◆ **Job**
Below are some records. Say how many of their lines contain the string "this", and give nothing but the number.

* begin *

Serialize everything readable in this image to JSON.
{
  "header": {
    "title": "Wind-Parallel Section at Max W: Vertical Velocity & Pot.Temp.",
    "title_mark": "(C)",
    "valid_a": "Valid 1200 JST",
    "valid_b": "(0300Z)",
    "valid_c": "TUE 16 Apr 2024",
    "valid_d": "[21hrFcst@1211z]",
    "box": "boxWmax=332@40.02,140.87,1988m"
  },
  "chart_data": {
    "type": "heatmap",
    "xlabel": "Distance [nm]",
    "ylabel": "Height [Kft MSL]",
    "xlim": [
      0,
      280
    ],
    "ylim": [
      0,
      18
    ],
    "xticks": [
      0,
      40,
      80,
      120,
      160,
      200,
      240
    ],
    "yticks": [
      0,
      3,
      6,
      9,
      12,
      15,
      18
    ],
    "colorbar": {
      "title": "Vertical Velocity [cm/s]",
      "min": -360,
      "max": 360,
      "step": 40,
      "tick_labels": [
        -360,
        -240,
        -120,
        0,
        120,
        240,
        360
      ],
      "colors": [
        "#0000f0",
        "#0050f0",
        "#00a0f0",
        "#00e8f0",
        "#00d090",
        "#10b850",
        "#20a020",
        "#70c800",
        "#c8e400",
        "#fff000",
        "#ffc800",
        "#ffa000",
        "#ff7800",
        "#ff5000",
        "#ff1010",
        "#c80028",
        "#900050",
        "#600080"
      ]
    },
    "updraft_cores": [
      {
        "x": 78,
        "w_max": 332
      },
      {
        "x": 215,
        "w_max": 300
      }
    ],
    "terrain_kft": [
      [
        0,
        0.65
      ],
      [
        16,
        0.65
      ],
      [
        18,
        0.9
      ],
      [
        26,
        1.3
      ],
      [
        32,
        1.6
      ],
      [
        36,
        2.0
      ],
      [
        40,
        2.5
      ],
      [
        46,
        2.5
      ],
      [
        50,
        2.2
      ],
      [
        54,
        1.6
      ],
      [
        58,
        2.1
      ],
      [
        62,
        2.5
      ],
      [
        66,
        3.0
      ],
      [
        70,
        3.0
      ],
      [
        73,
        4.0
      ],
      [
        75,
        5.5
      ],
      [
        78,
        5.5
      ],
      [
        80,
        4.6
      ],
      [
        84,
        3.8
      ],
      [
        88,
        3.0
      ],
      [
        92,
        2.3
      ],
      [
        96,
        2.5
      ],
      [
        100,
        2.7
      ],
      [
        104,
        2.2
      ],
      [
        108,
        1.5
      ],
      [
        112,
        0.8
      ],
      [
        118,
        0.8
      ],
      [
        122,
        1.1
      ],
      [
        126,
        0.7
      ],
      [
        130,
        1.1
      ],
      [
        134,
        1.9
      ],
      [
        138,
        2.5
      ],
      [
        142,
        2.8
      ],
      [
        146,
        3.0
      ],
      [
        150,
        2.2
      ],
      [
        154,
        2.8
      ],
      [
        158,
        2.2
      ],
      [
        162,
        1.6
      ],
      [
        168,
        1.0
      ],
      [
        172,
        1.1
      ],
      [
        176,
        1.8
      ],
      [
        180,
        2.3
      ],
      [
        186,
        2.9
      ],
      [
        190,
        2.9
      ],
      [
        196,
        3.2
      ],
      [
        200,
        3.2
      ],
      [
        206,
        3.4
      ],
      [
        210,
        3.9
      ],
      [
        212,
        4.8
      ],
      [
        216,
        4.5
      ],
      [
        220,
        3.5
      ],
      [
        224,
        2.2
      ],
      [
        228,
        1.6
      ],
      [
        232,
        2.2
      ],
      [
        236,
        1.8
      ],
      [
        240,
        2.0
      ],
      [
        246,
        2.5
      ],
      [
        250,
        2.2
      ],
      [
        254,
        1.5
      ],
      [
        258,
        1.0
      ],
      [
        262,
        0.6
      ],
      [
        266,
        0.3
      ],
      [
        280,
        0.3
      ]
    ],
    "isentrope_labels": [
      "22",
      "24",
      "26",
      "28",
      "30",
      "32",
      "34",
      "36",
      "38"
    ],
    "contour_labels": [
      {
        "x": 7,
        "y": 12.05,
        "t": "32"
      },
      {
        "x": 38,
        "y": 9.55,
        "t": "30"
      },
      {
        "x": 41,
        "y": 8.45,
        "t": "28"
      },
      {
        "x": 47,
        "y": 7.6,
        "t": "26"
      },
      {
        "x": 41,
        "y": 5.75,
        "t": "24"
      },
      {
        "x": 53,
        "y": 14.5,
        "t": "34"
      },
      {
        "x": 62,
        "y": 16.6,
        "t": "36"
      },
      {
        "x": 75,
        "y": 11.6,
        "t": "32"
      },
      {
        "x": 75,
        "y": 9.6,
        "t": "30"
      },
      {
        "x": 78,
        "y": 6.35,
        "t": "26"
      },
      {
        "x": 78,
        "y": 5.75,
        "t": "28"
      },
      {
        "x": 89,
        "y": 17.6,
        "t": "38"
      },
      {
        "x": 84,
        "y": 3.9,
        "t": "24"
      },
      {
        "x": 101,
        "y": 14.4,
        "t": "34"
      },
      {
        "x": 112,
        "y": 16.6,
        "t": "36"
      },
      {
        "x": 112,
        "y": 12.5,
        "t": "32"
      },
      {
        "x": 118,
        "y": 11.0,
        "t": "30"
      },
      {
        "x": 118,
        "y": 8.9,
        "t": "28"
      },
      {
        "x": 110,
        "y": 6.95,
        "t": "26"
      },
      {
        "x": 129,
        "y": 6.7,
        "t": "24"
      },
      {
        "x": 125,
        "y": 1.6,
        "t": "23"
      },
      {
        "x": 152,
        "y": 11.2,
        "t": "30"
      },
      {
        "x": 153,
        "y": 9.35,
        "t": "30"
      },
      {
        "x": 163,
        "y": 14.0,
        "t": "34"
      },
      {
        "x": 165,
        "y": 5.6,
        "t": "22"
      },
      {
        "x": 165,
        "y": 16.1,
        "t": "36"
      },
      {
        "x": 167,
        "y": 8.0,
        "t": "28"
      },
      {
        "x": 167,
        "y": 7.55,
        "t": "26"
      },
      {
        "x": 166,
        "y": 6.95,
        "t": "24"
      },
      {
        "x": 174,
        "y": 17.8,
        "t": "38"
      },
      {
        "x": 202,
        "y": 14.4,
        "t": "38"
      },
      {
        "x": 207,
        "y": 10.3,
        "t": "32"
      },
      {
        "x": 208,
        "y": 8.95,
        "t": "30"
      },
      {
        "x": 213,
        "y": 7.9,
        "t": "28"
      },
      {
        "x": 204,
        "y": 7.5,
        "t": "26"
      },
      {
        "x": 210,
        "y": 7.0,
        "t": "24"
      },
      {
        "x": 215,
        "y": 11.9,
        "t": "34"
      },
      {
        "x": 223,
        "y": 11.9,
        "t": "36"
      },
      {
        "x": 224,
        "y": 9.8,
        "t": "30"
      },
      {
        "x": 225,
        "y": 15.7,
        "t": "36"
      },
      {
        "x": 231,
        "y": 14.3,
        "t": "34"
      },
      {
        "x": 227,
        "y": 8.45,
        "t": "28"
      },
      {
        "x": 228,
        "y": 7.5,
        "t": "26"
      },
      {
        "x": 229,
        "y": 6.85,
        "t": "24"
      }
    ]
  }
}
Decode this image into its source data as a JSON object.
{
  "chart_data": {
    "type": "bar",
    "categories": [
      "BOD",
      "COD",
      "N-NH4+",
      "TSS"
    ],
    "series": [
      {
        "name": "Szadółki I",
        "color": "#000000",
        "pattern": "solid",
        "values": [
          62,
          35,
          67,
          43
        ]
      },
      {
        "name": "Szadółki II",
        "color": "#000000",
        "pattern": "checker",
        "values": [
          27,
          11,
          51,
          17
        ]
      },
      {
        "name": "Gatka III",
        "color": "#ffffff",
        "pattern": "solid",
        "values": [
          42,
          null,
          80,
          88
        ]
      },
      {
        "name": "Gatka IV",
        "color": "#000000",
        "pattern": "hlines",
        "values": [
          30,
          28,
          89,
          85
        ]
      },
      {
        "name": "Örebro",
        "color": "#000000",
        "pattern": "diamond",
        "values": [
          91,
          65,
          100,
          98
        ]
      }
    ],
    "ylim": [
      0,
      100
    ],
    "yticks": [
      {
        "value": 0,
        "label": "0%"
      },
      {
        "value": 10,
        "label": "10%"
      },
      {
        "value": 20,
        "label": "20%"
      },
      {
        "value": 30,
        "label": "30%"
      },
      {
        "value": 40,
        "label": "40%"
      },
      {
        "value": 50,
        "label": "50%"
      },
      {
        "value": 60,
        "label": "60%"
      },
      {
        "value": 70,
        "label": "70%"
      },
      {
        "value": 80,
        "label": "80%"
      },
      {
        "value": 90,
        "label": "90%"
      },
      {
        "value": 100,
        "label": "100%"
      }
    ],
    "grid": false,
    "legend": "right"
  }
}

* end *

◆ **Result below**
2